##### RECORDED INFORMATION #####

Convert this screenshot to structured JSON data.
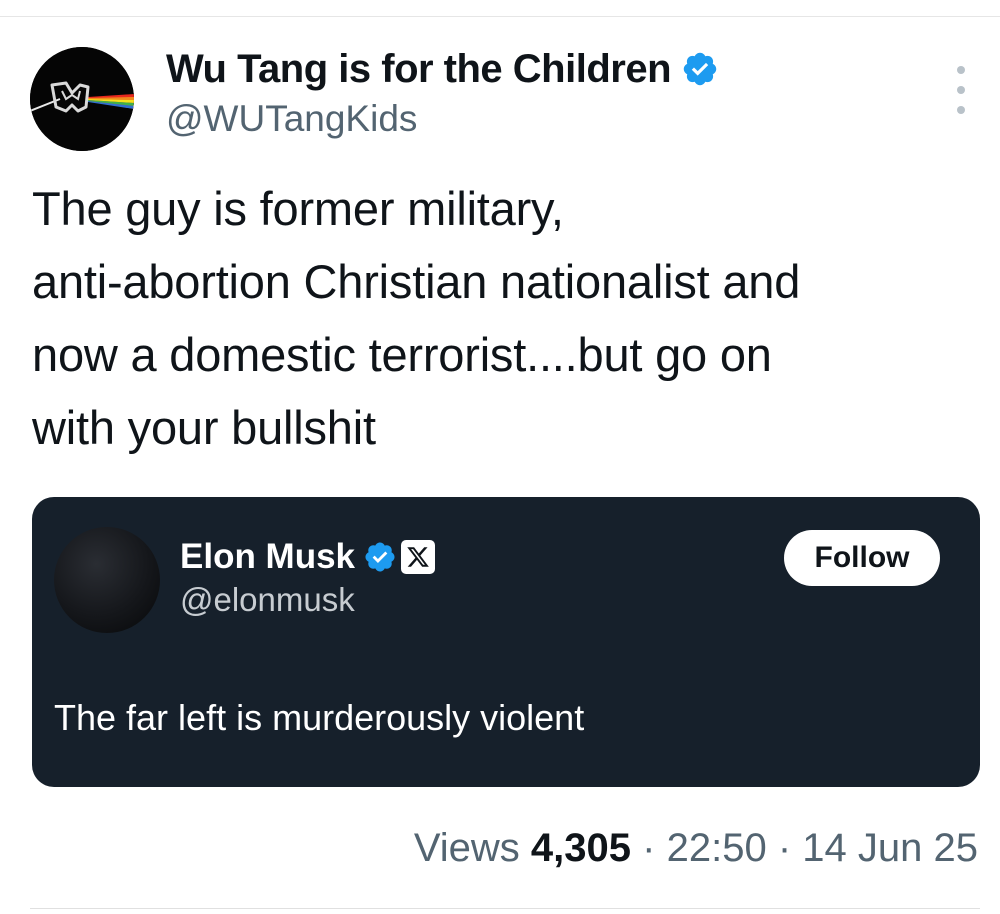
{
  "tweet": {
    "author": {
      "display_name": "Wu Tang is for the Children",
      "handle": "@WUTangKids",
      "verified": true,
      "avatar_icon": "wu-tang-prism-logo-icon"
    },
    "text_lines": [
      "The guy is former military,",
      "anti-abortion Christian nationalist and",
      "now a domestic terrorist....but go on",
      "with your bullshit"
    ],
    "more_icon": "more-vertical-icon",
    "meta": {
      "views_label": "Views",
      "views_count": "4,305",
      "separator": "·",
      "time": "22:50",
      "date": "14 Jun 25"
    }
  },
  "quoted_tweet": {
    "author": {
      "display_name": "Elon Musk",
      "handle": "@elonmusk",
      "verified": true,
      "affiliate_badge": "x-logo-icon"
    },
    "follow_label": "Follow",
    "text": "The far left is murderously violent"
  },
  "colors": {
    "verified_blue": "#1d9bf0",
    "text_primary": "#0f1419",
    "text_secondary": "#536471",
    "quote_background": "#16202b"
  }
}
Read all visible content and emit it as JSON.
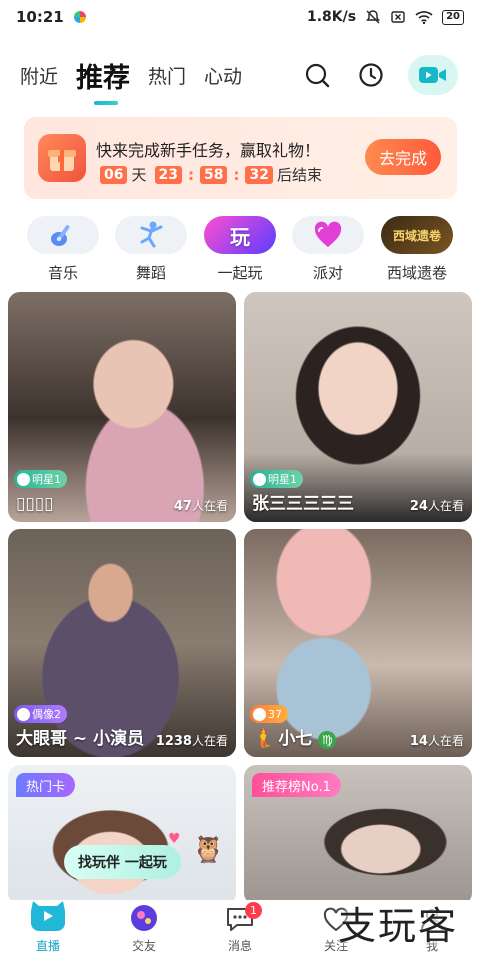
{
  "status_bar": {
    "time": "10:21",
    "network_speed": "1.8K/s",
    "battery": "20"
  },
  "top_nav": {
    "tabs": [
      "附近",
      "推荐",
      "热门",
      "心动"
    ],
    "active_tab": "推荐"
  },
  "banner": {
    "text": "快来完成新手任务，赢取礼物！",
    "days": "06",
    "day_unit": "天",
    "hours": "23",
    "minutes": "58",
    "seconds": "32",
    "suffix": "后结束",
    "button": "去完成"
  },
  "categories": [
    {
      "label": "音乐",
      "icon": "guitar-icon"
    },
    {
      "label": "舞蹈",
      "icon": "dancer-icon"
    },
    {
      "label": "一起玩",
      "icon": "play-together-icon",
      "icon_text": "玩"
    },
    {
      "label": "派对",
      "icon": "heart-icon"
    },
    {
      "label": "西域遗卷",
      "icon": "game-logo-icon",
      "icon_text": "西域遗卷"
    }
  ],
  "cards": [
    {
      "badge": "明星1",
      "name": "▯▯▯▯",
      "viewers": "47",
      "viewers_unit": "人在看"
    },
    {
      "badge": "明星1",
      "name": "张三三三三三",
      "viewers": "24",
      "viewers_unit": "人在看"
    },
    {
      "badge": "偶像2",
      "name": "大眼哥 ~ 小演员",
      "viewers": "1238",
      "viewers_unit": "人在看"
    },
    {
      "badge": "37",
      "name": "小七",
      "viewers": "14",
      "viewers_unit": "人在看"
    },
    {
      "tag": "热门卡",
      "overlay": "找玩伴 一起玩"
    },
    {
      "tag": "推荐榜No.1"
    }
  ],
  "bottom_nav": {
    "items": [
      "直播",
      "交友",
      "消息",
      "关注",
      "我"
    ],
    "active": "直播",
    "message_badge": "1"
  },
  "watermark": "支玩客",
  "colors": {
    "accent": "#1ab5d8",
    "banner_orange": "#ff6f4a",
    "notification_red": "#ff3b50"
  }
}
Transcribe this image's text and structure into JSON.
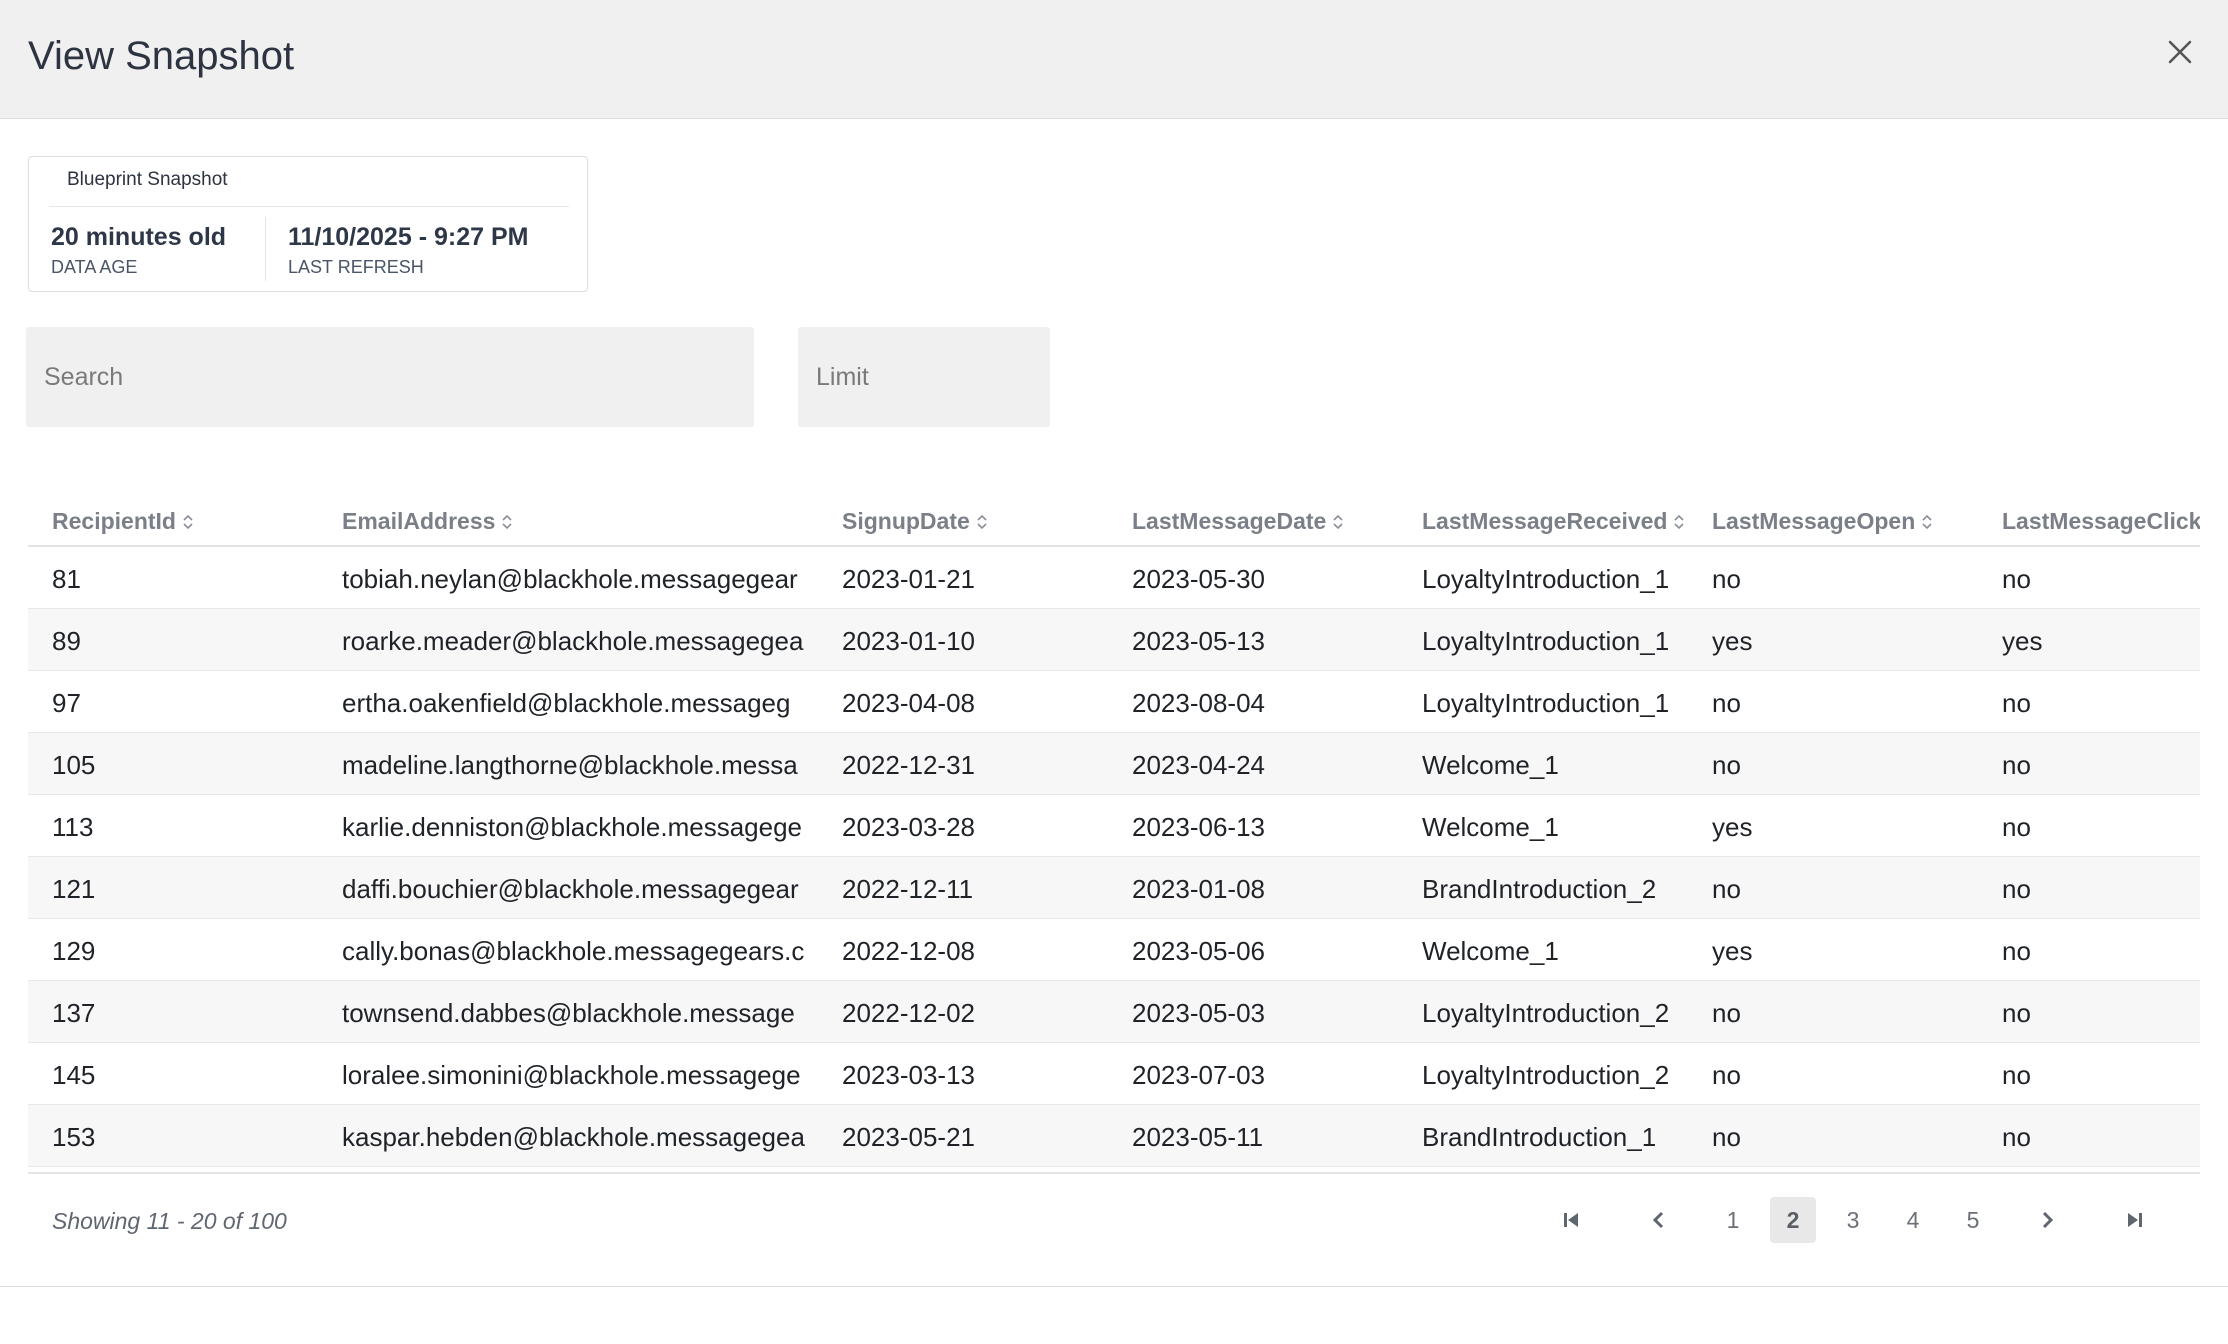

#####

GIVEN REQUEST: Without including any pictures, reproduce the listing exactly.

RESULT OF THE TASK:
Convert this screenshot to structured JSON data.
{
  "tweet": {
    "author": {
      "display_name": "Wu Tang is for the Children",
      "handle": "@WUTangKids",
      "verified": true,
      "avatar_icon": "wu-tang-prism-logo-icon"
    },
    "text_lines": [
      "The guy is former military,",
      "anti-abortion Christian nationalist and",
      "now a domestic terrorist....but go on",
      "with your bullshit"
    ],
    "more_icon": "more-vertical-icon",
    "meta": {
      "views_label": "Views",
      "views_count": "4,305",
      "separator": "·",
      "time": "22:50",
      "date": "14 Jun 25"
    }
  },
  "quoted_tweet": {
    "author": {
      "display_name": "Elon Musk",
      "handle": "@elonmusk",
      "verified": true,
      "affiliate_badge": "x-logo-icon"
    },
    "follow_label": "Follow",
    "text": "The far left is murderously violent"
  },
  "colors": {
    "verified_blue": "#1d9bf0",
    "text_primary": "#0f1419",
    "text_secondary": "#536471",
    "quote_background": "#16202b"
  }
}
Read all visible content and emit it as JSON.
{
  "status_bar": {
    "time": "10:21",
    "network_speed": "1.8K/s",
    "battery": "20"
  },
  "top_nav": {
    "tabs": [
      "附近",
      "推荐",
      "热门",
      "心动"
    ],
    "active_tab": "推荐"
  },
  "banner": {
    "text": "快来完成新手任务，赢取礼物！",
    "days": "06",
    "day_unit": "天",
    "hours": "23",
    "minutes": "58",
    "seconds": "32",
    "suffix": "后结束",
    "button": "去完成"
  },
  "categories": [
    {
      "label": "音乐",
      "icon": "guitar-icon"
    },
    {
      "label": "舞蹈",
      "icon": "dancer-icon"
    },
    {
      "label": "一起玩",
      "icon": "play-together-icon",
      "icon_text": "玩"
    },
    {
      "label": "派对",
      "icon": "heart-icon"
    },
    {
      "label": "西域遗卷",
      "icon": "game-logo-icon",
      "icon_text": "西域遗卷"
    }
  ],
  "cards": [
    {
      "badge": "明星1",
      "name": "▯▯▯▯",
      "viewers": "47",
      "viewers_unit": "人在看"
    },
    {
      "badge": "明星1",
      "name": "张三三三三三",
      "viewers": "24",
      "viewers_unit": "人在看"
    },
    {
      "badge": "偶像2",
      "name": "大眼哥 ~ 小演员",
      "viewers": "1238",
      "viewers_unit": "人在看"
    },
    {
      "badge": "37",
      "name": "小七",
      "viewers": "14",
      "viewers_unit": "人在看"
    },
    {
      "tag": "热门卡",
      "overlay": "找玩伴 一起玩"
    },
    {
      "tag": "推荐榜No.1"
    }
  ],
  "bottom_nav": {
    "items": [
      "直播",
      "交友",
      "消息",
      "关注",
      "我"
    ],
    "active": "直播",
    "message_badge": "1"
  },
  "watermark": "支玩客",
  "colors": {
    "accent": "#1ab5d8",
    "banner_orange": "#ff6f4a",
    "notification_red": "#ff3b50"
  }
}
Transcribe this image's text and structure into JSON.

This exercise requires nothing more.